Search the data for the word "time" and copy every line that contains it.

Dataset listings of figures
= = = = = = =

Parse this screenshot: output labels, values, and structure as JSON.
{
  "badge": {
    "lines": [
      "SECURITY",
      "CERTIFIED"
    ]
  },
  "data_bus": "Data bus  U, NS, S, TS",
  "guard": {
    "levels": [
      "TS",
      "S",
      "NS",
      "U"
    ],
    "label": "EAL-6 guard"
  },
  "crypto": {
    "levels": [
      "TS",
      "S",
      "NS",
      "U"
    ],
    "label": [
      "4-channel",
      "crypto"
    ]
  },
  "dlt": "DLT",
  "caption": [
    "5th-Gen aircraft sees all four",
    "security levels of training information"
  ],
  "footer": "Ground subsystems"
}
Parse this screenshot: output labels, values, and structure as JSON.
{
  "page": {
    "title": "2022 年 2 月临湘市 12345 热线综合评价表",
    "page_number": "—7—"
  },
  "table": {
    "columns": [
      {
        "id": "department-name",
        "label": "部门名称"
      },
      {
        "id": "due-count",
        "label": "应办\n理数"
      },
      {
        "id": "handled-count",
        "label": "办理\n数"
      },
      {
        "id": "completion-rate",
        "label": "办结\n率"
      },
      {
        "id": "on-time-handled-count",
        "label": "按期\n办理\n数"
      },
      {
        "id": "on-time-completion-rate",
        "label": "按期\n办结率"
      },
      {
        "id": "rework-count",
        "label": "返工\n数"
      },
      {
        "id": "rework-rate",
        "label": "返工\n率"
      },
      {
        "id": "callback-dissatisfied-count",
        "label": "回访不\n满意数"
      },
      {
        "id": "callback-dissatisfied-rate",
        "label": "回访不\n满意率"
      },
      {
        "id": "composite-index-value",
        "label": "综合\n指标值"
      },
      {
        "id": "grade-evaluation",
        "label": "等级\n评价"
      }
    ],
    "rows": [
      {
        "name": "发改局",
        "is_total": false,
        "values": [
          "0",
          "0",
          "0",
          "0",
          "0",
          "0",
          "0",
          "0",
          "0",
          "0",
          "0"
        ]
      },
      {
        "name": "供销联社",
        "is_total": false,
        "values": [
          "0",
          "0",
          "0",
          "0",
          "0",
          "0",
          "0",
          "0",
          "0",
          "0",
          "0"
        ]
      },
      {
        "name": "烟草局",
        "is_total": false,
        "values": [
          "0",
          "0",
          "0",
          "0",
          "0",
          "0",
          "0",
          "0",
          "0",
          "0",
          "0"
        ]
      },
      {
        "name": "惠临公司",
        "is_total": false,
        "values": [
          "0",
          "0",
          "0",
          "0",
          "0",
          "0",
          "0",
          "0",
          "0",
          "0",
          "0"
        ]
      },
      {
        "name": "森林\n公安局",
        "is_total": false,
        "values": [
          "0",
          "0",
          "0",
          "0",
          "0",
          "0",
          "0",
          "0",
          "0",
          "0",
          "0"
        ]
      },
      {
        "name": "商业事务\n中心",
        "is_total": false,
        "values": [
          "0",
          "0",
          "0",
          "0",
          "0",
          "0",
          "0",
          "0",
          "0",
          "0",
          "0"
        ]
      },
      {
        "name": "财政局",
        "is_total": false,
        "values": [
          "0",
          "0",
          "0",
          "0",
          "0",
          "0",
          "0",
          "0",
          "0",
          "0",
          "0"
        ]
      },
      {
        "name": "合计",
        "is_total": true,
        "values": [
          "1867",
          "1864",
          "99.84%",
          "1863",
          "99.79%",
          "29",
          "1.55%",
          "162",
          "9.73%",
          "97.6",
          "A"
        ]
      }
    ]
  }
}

= = = = = = =

(SOLUTION TO THIS EXERCISE):
        "id": "on-time-handled-count",
        "id": "on-time-completion-rate",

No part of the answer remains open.